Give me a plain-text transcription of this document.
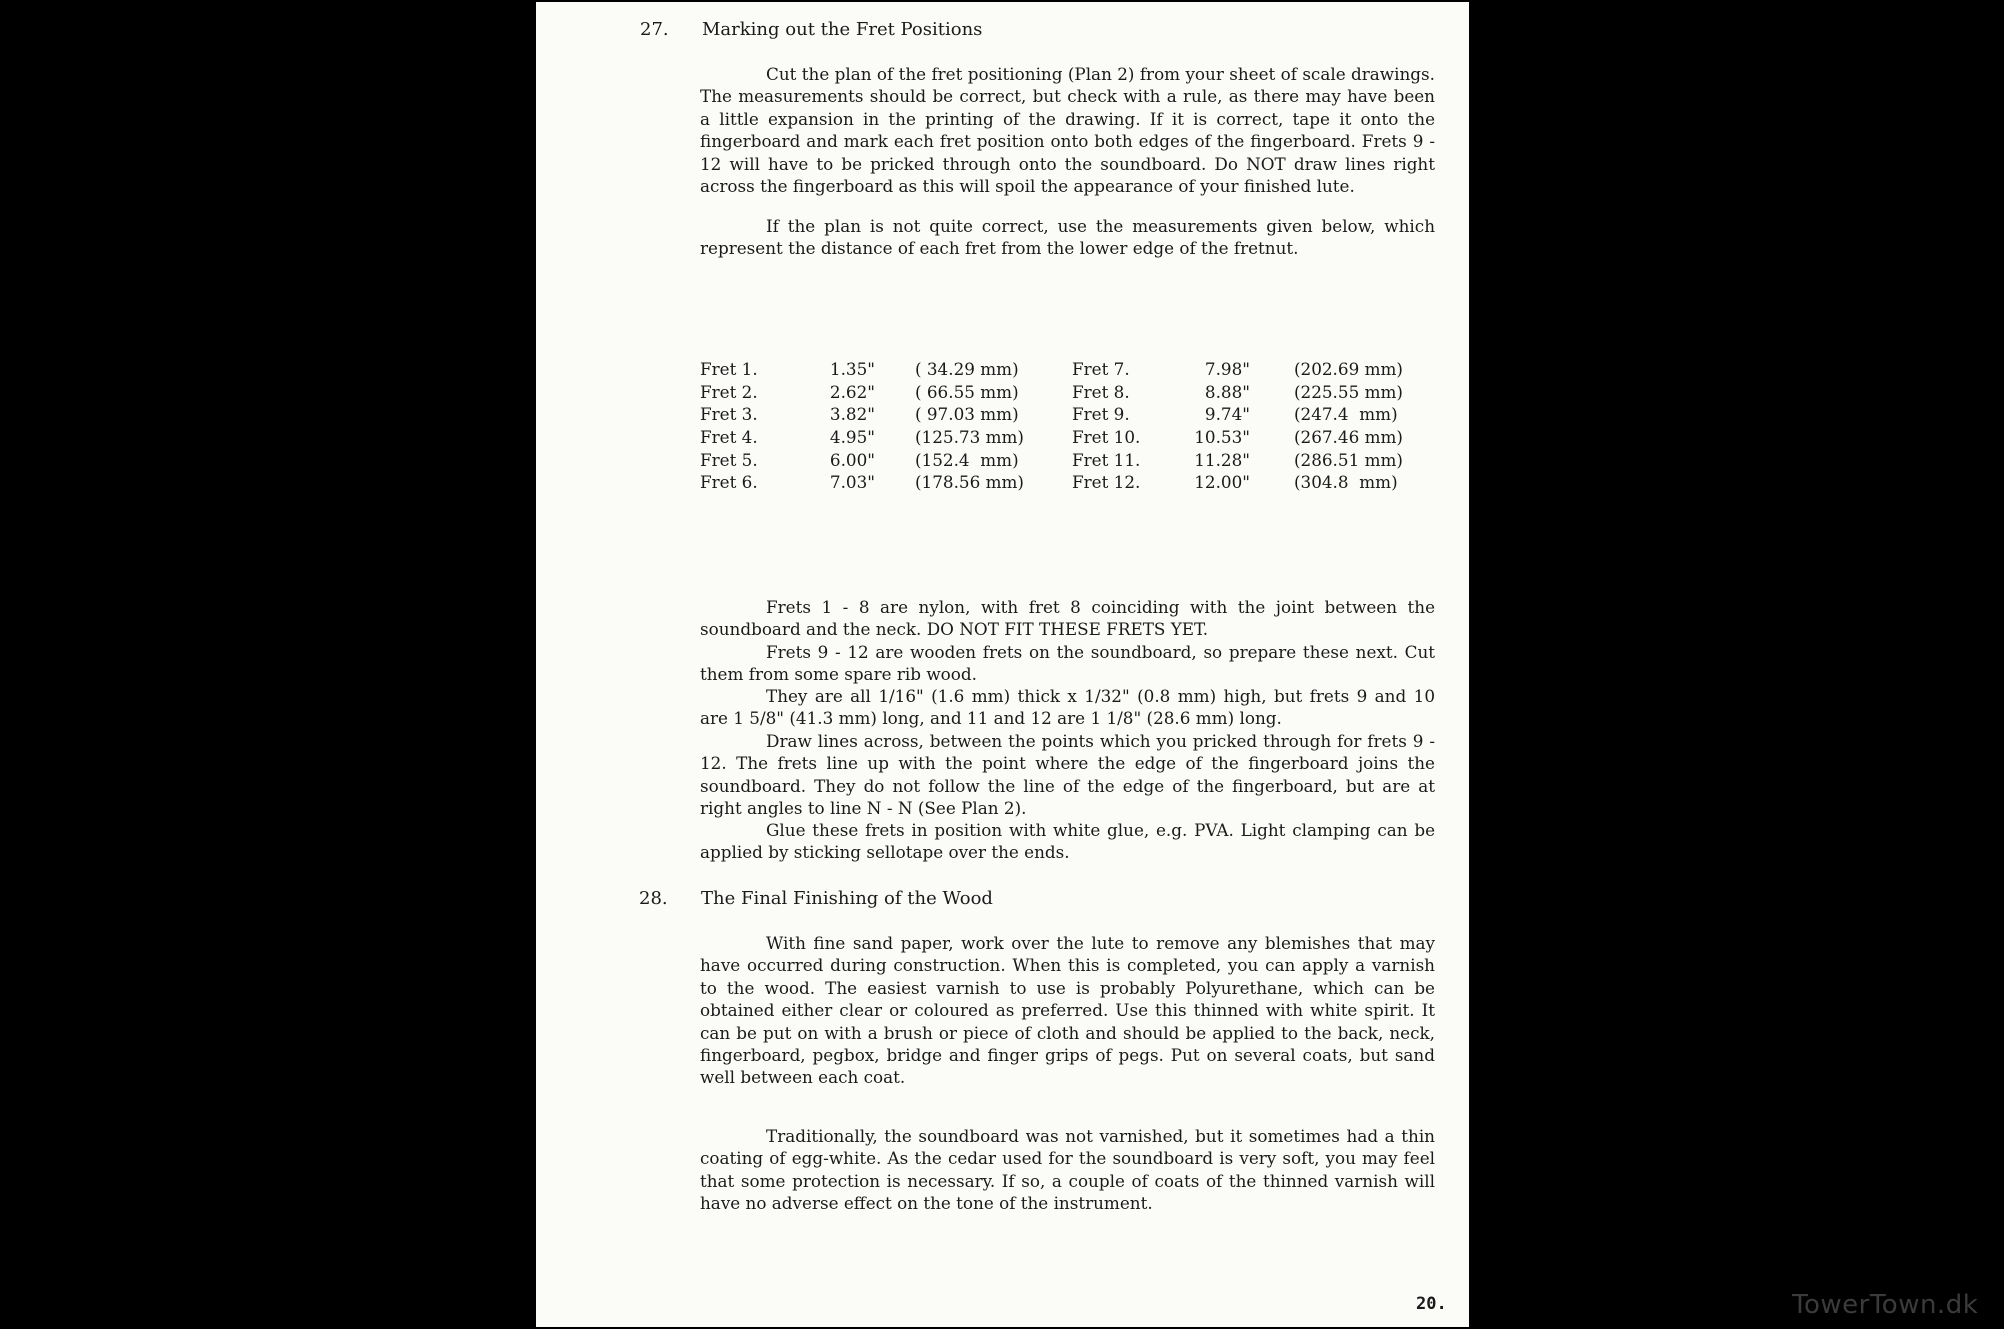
27. Marking out the Fret Positions

Cut the plan of the fret positioning (Plan 2) from your sheet of scale drawings. The measurements should be correct, but check with a rule, as there may have been a little expansion in the printing of the drawing. If it is correct, tape it onto the fingerboard and mark each fret position onto both edges of the fingerboard. Frets 9 - 12 will have to be pricked through onto the soundboard. Do NOT draw lines right across the fingerboard as this will spoil the appearance of your finished lute.

If the plan is not quite correct, use the measurements given below, which represent the distance of each fret from the lower edge of the fretnut.

Fret 1.	1.35"	( 34.29 mm)	Fret 7.	7.98"	(202.69 mm)
Fret 2.	2.62"	( 66.55 mm)	Fret 8.	8.88"	(225.55 mm)
Fret 3.	3.82"	( 97.03 mm)	Fret 9.	9.74"	(247.4  mm)
Fret 4.	4.95"	(125.73 mm)	Fret 10.	10.53"	(267.46 mm)
Fret 5.	6.00"	(152.4  mm)	Fret 11.	11.28"	(286.51 mm)
Fret 6.	7.03"	(178.56 mm)	Fret 12.	12.00"	(304.8  mm)

Frets 1 - 8 are nylon, with fret 8 coinciding with the joint between the soundboard and the neck. DO NOT FIT THESE FRETS YET.

Frets 9 - 12 are wooden frets on the soundboard, so prepare these next. Cut them from some spare rib wood.

They are all 1/16" (1.6 mm) thick x 1/32" (0.8 mm) high, but frets 9 and 10 are 1 5/8" (41.3 mm) long, and 11 and 12 are 1 1/8" (28.6 mm) long.

Draw lines across, between the points which you pricked through for frets 9 - 12. The frets line up with the point where the edge of the fingerboard joins the soundboard. They do not follow the line of the edge of the fingerboard, but are at right angles to line N - N (See Plan 2).

Glue these frets in position with white glue, e.g. PVA. Light clamping can be applied by sticking sellotape over the ends.

28. The Final Finishing of the Wood

With fine sand paper, work over the lute to remove any blemishes that may have occurred during construction. When this is completed, you can apply a varnish to the wood. The easiest varnish to use is probably Polyurethane, which can be obtained either clear or coloured as preferred. Use this thinned with white spirit. It can be put on with a brush or piece of cloth and should be applied to the back, neck, fingerboard, pegbox, bridge and finger grips of pegs. Put on several coats, but sand well between each coat.

Traditionally, the soundboard was not varnished, but it sometimes had a thin coating of egg-white. As the cedar used for the soundboard is very soft, you may feel that some protection is necessary. If so, a couple of coats of the thinned varnish will have no adverse effect on the tone of the instrument.

20.	TowerTown.dk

**Exercise objective**
What is the number of lines that hold the string "They"? Reply with that number alone.

**Result of this exercise**
2